Records supplied:
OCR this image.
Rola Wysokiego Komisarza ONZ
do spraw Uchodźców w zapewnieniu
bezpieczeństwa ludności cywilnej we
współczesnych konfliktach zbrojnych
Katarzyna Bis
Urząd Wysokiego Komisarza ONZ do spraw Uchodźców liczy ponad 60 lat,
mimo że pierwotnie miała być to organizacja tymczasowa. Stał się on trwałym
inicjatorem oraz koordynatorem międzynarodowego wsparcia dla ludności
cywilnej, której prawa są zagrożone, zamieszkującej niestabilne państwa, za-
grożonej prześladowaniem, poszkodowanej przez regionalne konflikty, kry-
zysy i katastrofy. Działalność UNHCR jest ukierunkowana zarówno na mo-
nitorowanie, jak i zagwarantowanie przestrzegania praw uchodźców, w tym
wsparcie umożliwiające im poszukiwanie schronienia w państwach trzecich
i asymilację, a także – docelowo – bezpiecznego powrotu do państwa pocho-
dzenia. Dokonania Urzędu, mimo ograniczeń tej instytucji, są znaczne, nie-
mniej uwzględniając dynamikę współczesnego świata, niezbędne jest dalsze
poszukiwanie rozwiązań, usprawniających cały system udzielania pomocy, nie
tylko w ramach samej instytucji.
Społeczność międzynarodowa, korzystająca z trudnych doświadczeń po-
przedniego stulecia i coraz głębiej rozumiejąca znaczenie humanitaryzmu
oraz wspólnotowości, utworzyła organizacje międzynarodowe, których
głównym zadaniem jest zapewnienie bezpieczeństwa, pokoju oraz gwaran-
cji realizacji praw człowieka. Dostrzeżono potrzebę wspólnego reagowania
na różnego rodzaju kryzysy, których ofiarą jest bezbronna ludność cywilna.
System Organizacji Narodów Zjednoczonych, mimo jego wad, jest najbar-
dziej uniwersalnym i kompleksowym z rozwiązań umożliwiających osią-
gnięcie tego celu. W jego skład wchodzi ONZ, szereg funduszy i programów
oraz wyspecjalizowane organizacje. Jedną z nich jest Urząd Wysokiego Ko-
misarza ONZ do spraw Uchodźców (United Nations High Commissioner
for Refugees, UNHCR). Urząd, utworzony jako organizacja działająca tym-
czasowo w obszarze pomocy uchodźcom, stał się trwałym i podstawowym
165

Your goal: Take the entries above and copy them out exactly.

Response to this exercise:
OCR this image.
Rola Wysokiego Komisarza ONZ
do spraw Uchodźców w zapewnieniu
bezpieczeństwa ludności cywilnej we
współczesnych konfliktach zbrojnych
Katarzyna Bis
Urząd Wysokiego Komisarza ONZ do spraw Uchodźców liczy ponad 60 lat,
mimo że pierwotnie miała być to organizacja tymczasowa. Stał się on trwałym
inicjatorem oraz koordynatorem międzynarodowego wsparcia dla ludności
cywilnej, której prawa są zagrożone, zamieszkującej niestabilne państwa, za-
grożonej prześladowaniem, poszkodowanej przez regionalne konflikty, kry-
zysy i katastrofy. Działalność UNHCR jest ukierunkowana zarówno na mo-
nitorowanie, jak i zagwarantowanie przestrzegania praw uchodźców, w tym
wsparcie umożliwiające im poszukiwanie schronienia w państwach trzecich
i asymilację, a także – docelowo – bezpiecznego powrotu do państwa pocho-
dzenia. Dokonania Urzędu, mimo ograniczeń tej instytucji, są znaczne, nie-
mniej uwzględniając dynamikę współczesnego świata, niezbędne jest dalsze
poszukiwanie rozwiązań, usprawniających cały system udzielania pomocy, nie
tylko w ramach samej instytucji.
Społeczność międzynarodowa, korzystająca z trudnych doświadczeń po-
przedniego stulecia i coraz głębiej rozumiejąca znaczenie humanitaryzmu
oraz wspólnotowości, utworzyła organizacje międzynarodowe, których
głównym zadaniem jest zapewnienie bezpieczeństwa, pokoju oraz gwaran-
cji realizacji praw człowieka. Dostrzeżono potrzebę wspólnego reagowania
na różnego rodzaju kryzysy, których ofiarą jest bezbronna ludność cywilna.
System Organizacji Narodów Zjednoczonych, mimo jego wad, jest najbar-
dziej uniwersalnym i kompleksowym z rozwiązań umożliwiających osią-
gnięcie tego celu. W jego skład wchodzi ONZ, szereg funduszy i programów
oraz wyspecjalizowane organizacje. Jedną z nich jest Urząd Wysokiego Ko-
misarza ONZ do spraw Uchodźców (United Nations High Commissioner
for Refugees, UNHCR). Urząd, utworzony jako organizacja działająca tym-
czasowo w obszarze pomocy uchodźcom, stał się trwałym i podstawowym
165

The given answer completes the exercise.